Dataset entries:
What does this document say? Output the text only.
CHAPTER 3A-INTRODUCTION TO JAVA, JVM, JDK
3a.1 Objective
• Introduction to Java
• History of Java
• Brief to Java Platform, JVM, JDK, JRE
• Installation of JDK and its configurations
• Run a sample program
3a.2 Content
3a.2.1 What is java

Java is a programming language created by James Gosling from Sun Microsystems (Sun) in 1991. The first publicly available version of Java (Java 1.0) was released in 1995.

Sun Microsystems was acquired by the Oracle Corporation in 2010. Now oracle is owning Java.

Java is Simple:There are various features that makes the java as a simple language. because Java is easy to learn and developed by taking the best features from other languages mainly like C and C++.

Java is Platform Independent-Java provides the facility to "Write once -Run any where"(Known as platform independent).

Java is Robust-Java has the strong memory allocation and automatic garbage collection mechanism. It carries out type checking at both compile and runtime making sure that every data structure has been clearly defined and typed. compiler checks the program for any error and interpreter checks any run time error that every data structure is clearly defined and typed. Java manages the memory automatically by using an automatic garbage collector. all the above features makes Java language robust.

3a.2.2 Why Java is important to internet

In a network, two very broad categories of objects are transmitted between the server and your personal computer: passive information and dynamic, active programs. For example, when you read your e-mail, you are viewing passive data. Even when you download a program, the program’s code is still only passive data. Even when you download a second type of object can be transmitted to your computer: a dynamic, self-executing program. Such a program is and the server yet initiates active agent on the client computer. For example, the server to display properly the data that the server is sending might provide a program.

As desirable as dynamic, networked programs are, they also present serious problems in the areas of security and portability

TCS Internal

Set problem:
Within the data above, pick out all lines holding the word "Microsystems".

Output:
Java is a programming language created by James Gosling from Sun Microsystems (Sun) in 1991. The first publicly available version of Java (Java 1.0) was released in 1995.
Sun Microsystems was acquired by the Oracle Corporation in 2010. Now oracle is owning Java.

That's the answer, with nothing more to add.